◆ What you are asked to do
Here are some records; quote them exactly, leaving out the pictures.

============

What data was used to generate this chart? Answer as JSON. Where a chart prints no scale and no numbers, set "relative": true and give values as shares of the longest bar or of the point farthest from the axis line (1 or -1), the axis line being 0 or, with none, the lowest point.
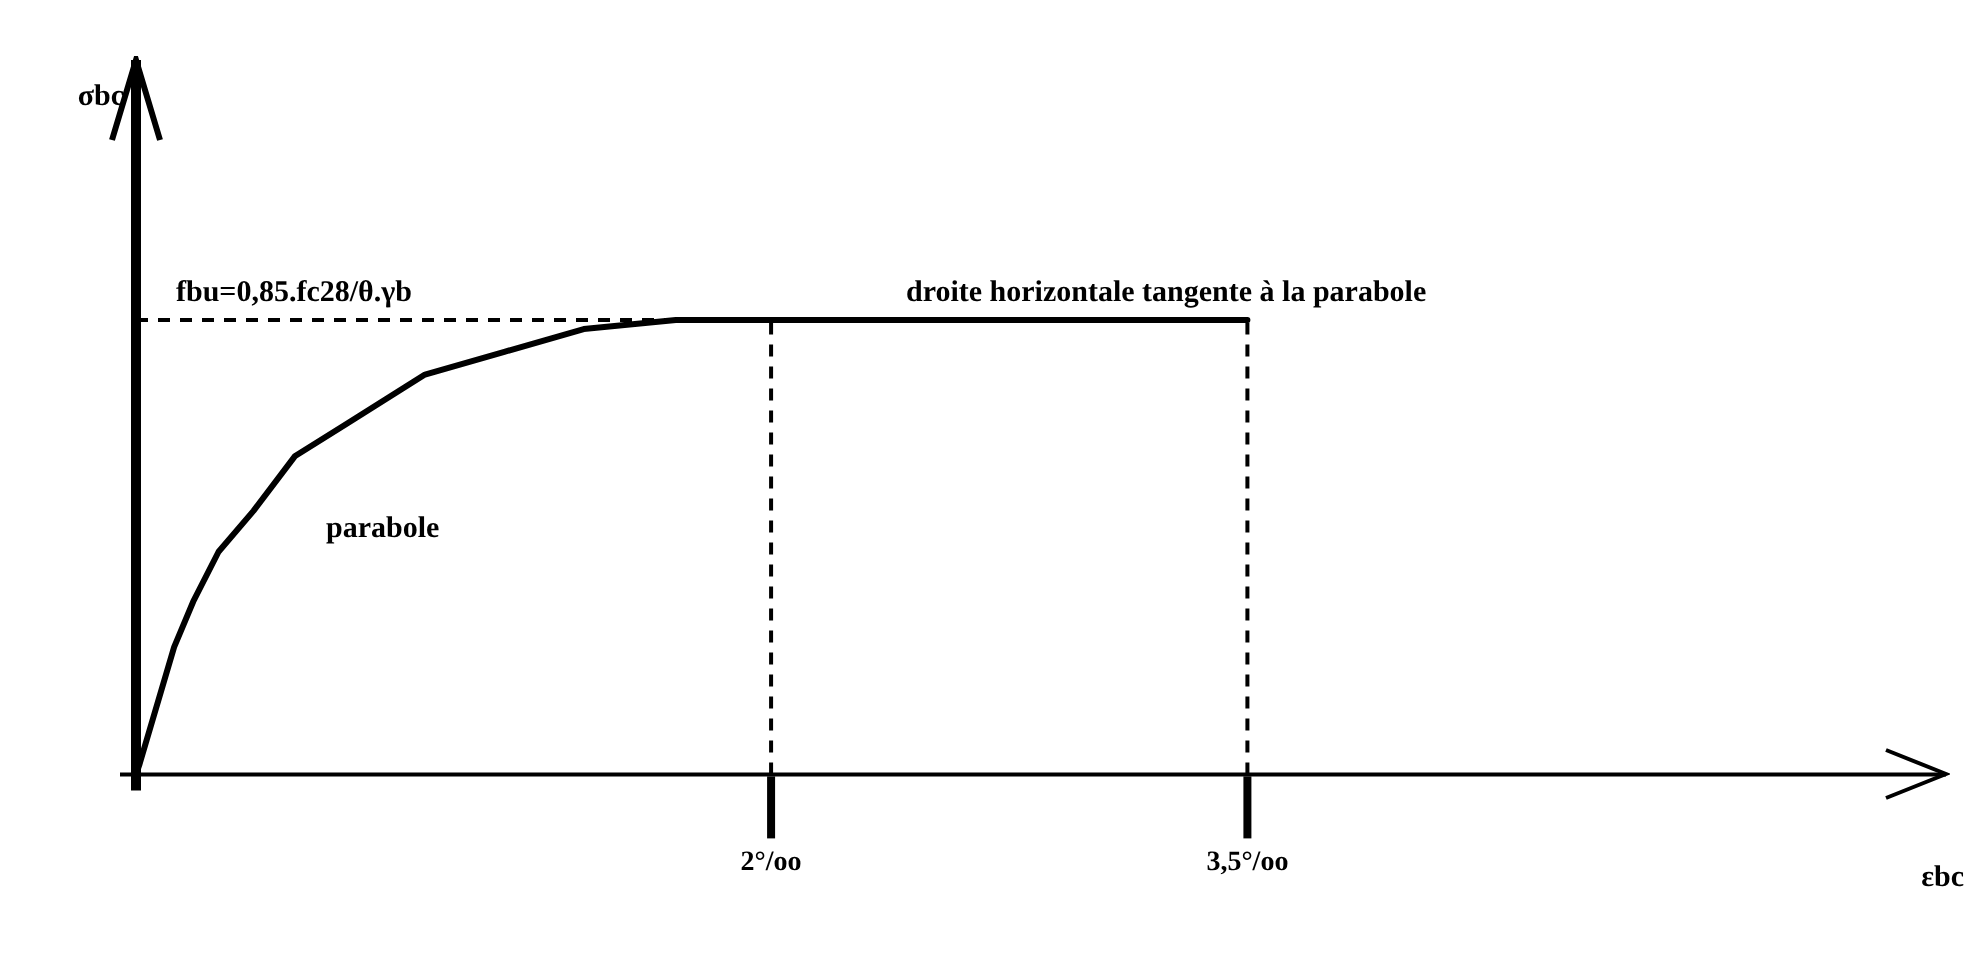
{
  "chart_data": {
    "type": "line",
    "xlabel": "εbc",
    "relative": true,
    "series": [
      {
        "color": "#000000",
        "x": [
          0,
          0.01,
          0.12,
          0.18,
          0.26,
          0.37,
          0.5,
          0.66,
          0.91,
          1.16,
          1.41,
          1.7,
          2,
          3.5
        ],
        "values": [
          0,
          0.02,
          0.28,
          0.38,
          0.49,
          0.58,
          0.7,
          0.77,
          0.88,
          0.93,
          0.98,
          1,
          1,
          1
        ]
      }
    ],
    "xlim": [
      0,
      5.7
    ],
    "xticks": [
      {
        "value": 2,
        "label": "2°/oo"
      },
      {
        "value": 3.5,
        "label": "3,5°/oo"
      }
    ],
    "tick_labels": "x",
    "grid": false,
    "legend": false,
    "marker": "none",
    "line_style": "solid",
    "ref_lines": [
      {
        "axis": "y",
        "value": 1,
        "line_style": "dashed",
        "color": "#000000"
      },
      {
        "axis": "x",
        "value": 2,
        "label": null,
        "line_style": "dashed",
        "color": "#000000"
      },
      {
        "axis": "x",
        "value": 3.5,
        "label": null,
        "line_style": "dashed",
        "color": "#000000"
      }
    ],
    "annotations": [
      "fbu=0,85.fc28/θ.γb",
      "parabole",
      "droite horizontale tangente à la parabole",
      "σbc"
    ]
  }
}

============

◆ Solution to this problem
What data was used to generate this chart? Answer as JSON. Where a chart prints no scale and no numbers, set "relative": true and give values as shares of the longest bar or of the point farthest from the axis line (1 or -1), the axis line being 0 or, with none, the lowest point.
{
  "chart_data": {
    "type": "line",
    "xlabel": "εbc",
    "relative": true,
    "series": [
      {
        "color": "#000000",
        "x": [
          0,
          0.01,
          0.12,
          0.18,
          0.26,
          0.37,
          0.5,
          0.66,
          0.91,
          1.16,
          1.41,
          1.7,
          2,
          3.5
        ],
        "values": [
          0,
          0.02,
          0.28,
          0.38,
          0.49,
          0.58,
          0.7,
          0.77,
          0.88,
          0.93,
          0.98,
          1,
          1,
          1
        ]
      }
    ],
    "xlim": [
      0,
      5.7
    ],
    "xticks": [
      {
        "value": 2,
        "label": "2°/oo"
      },
      {
        "value": 3.5,
        "label": "3,5°/oo"
      }
    ],
    "tick_labels": "x",
    "grid": false,
    "legend": false,
    "marker": "none",
    "line_style": "solid",
    "ref_lines": [
      {
        "axis": "y",
        "value": 1,
        "line_style": "dashed",
        "color": "#000000"
      },
      {
        "axis": "x",
        "value": 2,
        "label": null,
        "line_style": "dashed",
        "color": "#000000"
      },
      {
        "axis": "x",
        "value": 3.5,
        "label": null,
        "line_style": "dashed",
        "color": "#000000"
      }
    ],
    "annotations": [
      "fbu=0,85.fc28/θ.γb",
      "parabole",
      "droite horizontale tangente à la parabole",
      "σbc"
    ]
  }
}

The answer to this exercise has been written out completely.